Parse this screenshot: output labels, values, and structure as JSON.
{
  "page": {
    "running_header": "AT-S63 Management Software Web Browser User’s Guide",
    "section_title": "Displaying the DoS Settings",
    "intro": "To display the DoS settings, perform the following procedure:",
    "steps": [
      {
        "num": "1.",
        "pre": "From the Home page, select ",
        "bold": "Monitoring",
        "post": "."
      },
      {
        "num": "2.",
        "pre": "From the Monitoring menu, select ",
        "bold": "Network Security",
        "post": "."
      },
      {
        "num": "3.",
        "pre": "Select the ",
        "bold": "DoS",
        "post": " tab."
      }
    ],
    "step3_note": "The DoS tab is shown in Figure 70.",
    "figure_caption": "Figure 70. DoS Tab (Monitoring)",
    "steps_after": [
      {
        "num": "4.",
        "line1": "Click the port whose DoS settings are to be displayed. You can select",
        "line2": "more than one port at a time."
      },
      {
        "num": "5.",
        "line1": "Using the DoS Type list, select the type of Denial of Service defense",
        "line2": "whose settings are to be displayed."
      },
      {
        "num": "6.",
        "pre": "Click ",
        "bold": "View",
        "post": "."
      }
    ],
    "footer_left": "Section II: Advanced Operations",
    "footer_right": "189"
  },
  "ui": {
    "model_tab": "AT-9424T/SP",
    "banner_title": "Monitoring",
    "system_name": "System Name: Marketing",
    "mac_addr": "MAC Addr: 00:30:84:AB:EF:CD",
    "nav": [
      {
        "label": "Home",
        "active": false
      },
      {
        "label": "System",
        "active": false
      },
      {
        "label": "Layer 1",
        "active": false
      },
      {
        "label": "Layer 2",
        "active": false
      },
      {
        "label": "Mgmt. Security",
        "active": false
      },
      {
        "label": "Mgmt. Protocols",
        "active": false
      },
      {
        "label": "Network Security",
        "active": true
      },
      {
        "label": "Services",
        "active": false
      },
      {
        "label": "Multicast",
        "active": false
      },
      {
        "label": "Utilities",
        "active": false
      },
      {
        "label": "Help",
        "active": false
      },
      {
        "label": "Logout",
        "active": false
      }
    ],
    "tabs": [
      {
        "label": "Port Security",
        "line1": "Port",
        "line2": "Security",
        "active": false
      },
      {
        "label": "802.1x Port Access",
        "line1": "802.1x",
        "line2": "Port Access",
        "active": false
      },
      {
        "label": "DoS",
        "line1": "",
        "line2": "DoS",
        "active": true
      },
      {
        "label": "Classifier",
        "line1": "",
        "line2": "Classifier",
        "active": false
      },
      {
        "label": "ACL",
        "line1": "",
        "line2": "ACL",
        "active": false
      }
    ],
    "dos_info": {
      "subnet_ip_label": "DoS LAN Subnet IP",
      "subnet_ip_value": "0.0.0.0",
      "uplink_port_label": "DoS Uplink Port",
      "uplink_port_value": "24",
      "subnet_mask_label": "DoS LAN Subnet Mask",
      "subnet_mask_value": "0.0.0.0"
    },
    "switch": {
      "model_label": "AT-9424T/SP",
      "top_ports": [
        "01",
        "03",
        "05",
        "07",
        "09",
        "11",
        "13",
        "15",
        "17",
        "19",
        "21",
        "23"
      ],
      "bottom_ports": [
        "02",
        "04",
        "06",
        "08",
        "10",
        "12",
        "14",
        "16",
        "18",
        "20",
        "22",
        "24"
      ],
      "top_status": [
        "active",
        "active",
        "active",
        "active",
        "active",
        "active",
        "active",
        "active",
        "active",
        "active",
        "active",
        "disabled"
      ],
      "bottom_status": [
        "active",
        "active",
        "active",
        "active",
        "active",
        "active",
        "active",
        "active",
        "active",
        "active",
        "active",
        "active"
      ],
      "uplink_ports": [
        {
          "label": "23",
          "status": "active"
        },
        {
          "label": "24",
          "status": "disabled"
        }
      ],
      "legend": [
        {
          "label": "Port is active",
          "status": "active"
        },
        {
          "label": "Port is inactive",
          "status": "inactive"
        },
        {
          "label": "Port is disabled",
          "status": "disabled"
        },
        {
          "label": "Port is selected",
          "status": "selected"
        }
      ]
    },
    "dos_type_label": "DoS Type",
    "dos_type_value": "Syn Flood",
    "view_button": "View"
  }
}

▬▬▬▬▬▬

Objective —
Filter the data for the string "Click" and copy every line that has it.

Exercise response —
        "line1": "Click the port whose DoS settings are to be displayed. You can select",
        "pre": "Click ",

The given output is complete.